***** Data records *****

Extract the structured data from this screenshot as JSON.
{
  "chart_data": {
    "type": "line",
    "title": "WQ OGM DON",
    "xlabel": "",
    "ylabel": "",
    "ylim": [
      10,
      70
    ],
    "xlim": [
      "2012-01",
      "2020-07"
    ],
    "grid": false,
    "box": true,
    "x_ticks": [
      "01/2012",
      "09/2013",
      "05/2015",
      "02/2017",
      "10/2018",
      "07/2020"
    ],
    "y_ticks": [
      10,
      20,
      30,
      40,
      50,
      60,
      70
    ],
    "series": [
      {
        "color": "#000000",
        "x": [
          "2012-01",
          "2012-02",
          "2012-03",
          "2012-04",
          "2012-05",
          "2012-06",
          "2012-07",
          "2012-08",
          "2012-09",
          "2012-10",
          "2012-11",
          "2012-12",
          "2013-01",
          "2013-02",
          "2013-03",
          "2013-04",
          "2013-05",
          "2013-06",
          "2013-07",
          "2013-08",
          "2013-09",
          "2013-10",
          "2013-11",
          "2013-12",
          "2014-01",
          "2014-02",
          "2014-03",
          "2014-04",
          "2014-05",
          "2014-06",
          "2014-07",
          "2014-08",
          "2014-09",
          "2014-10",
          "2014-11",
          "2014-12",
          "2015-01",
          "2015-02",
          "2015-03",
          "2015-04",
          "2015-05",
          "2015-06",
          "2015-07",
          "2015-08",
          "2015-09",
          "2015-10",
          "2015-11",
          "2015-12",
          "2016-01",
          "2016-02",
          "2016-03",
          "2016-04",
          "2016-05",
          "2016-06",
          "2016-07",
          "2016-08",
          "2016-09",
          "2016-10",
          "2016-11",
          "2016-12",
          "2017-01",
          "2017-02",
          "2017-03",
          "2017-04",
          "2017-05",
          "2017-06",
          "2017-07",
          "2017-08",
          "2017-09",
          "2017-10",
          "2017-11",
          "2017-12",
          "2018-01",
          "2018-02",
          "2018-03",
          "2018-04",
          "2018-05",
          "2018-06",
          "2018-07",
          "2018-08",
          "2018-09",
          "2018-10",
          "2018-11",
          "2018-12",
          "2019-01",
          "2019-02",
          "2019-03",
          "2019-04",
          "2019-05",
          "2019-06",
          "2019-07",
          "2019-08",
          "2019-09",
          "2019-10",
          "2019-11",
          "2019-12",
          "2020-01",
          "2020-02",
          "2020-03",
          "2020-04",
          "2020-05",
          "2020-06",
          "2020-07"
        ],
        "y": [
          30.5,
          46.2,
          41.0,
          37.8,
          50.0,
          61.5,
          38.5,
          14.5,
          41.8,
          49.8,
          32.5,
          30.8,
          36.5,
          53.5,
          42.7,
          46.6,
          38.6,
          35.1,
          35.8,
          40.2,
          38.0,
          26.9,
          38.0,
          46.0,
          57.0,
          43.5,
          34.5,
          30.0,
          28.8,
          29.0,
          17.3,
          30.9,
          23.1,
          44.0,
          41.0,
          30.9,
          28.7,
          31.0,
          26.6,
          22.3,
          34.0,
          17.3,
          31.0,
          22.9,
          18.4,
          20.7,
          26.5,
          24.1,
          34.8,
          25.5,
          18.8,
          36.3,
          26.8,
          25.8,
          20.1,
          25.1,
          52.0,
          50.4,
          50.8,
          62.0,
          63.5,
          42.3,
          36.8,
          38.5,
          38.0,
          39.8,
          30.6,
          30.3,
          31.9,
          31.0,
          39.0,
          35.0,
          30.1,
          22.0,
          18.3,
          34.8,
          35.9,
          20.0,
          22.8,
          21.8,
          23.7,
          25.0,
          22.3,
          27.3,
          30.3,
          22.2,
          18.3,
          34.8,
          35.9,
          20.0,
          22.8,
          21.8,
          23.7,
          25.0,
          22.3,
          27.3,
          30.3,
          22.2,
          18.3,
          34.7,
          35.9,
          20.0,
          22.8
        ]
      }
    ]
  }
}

*****

▸ **Written task**
Your task is to reproduce the whole listing exactly.

▸ **Reply to the exercise**
Extract the structured data from this screenshot as JSON.
{
  "chart_data": {
    "type": "line",
    "title": "WQ OGM DON",
    "xlabel": "",
    "ylabel": "",
    "ylim": [
      10,
      70
    ],
    "xlim": [
      "2012-01",
      "2020-07"
    ],
    "grid": false,
    "box": true,
    "x_ticks": [
      "01/2012",
      "09/2013",
      "05/2015",
      "02/2017",
      "10/2018",
      "07/2020"
    ],
    "y_ticks": [
      10,
      20,
      30,
      40,
      50,
      60,
      70
    ],
    "series": [
      {
        "color": "#000000",
        "x": [
          "2012-01",
          "2012-02",
          "2012-03",
          "2012-04",
          "2012-05",
          "2012-06",
          "2012-07",
          "2012-08",
          "2012-09",
          "2012-10",
          "2012-11",
          "2012-12",
          "2013-01",
          "2013-02",
          "2013-03",
          "2013-04",
          "2013-05",
          "2013-06",
          "2013-07",
          "2013-08",
          "2013-09",
          "2013-10",
          "2013-11",
          "2013-12",
          "2014-01",
          "2014-02",
          "2014-03",
          "2014-04",
          "2014-05",
          "2014-06",
          "2014-07",
          "2014-08",
          "2014-09",
          "2014-10",
          "2014-11",
          "2014-12",
          "2015-01",
          "2015-02",
          "2015-03",
          "2015-04",
          "2015-05",
          "2015-06",
          "2015-07",
          "2015-08",
          "2015-09",
          "2015-10",
          "2015-11",
          "2015-12",
          "2016-01",
          "2016-02",
          "2016-03",
          "2016-04",
          "2016-05",
          "2016-06",
          "2016-07",
          "2016-08",
          "2016-09",
          "2016-10",
          "2016-11",
          "2016-12",
          "2017-01",
          "2017-02",
          "2017-03",
          "2017-04",
          "2017-05",
          "2017-06",
          "2017-07",
          "2017-08",
          "2017-09",
          "2017-10",
          "2017-11",
          "2017-12",
          "2018-01",
          "2018-02",
          "2018-03",
          "2018-04",
          "2018-05",
          "2018-06",
          "2018-07",
          "2018-08",
          "2018-09",
          "2018-10",
          "2018-11",
          "2018-12",
          "2019-01",
          "2019-02",
          "2019-03",
          "2019-04",
          "2019-05",
          "2019-06",
          "2019-07",
          "2019-08",
          "2019-09",
          "2019-10",
          "2019-11",
          "2019-12",
          "2020-01",
          "2020-02",
          "2020-03",
          "2020-04",
          "2020-05",
          "2020-06",
          "2020-07"
        ],
        "y": [
          30.5,
          46.2,
          41.0,
          37.8,
          50.0,
          61.5,
          38.5,
          14.5,
          41.8,
          49.8,
          32.5,
          30.8,
          36.5,
          53.5,
          42.7,
          46.6,
          38.6,
          35.1,
          35.8,
          40.2,
          38.0,
          26.9,
          38.0,
          46.0,
          57.0,
          43.5,
          34.5,
          30.0,
          28.8,
          29.0,
          17.3,
          30.9,
          23.1,
          44.0,
          41.0,
          30.9,
          28.7,
          31.0,
          26.6,
          22.3,
          34.0,
          17.3,
          31.0,
          22.9,
          18.4,
          20.7,
          26.5,
          24.1,
          34.8,
          25.5,
          18.8,
          36.3,
          26.8,
          25.8,
          20.1,
          25.1,
          52.0,
          50.4,
          50.8,
          62.0,
          63.5,
          42.3,
          36.8,
          38.5,
          38.0,
          39.8,
          30.6,
          30.3,
          31.9,
          31.0,
          39.0,
          35.0,
          30.1,
          22.0,
          18.3,
          34.8,
          35.9,
          20.0,
          22.8,
          21.8,
          23.7,
          25.0,
          22.3,
          27.3,
          30.3,
          22.2,
          18.3,
          34.8,
          35.9,
          20.0,
          22.8,
          21.8,
          23.7,
          25.0,
          22.3,
          27.3,
          30.3,
          22.2,
          18.3,
          34.7,
          35.9,
          20.0,
          22.8
        ]
      }
    ]
  }
}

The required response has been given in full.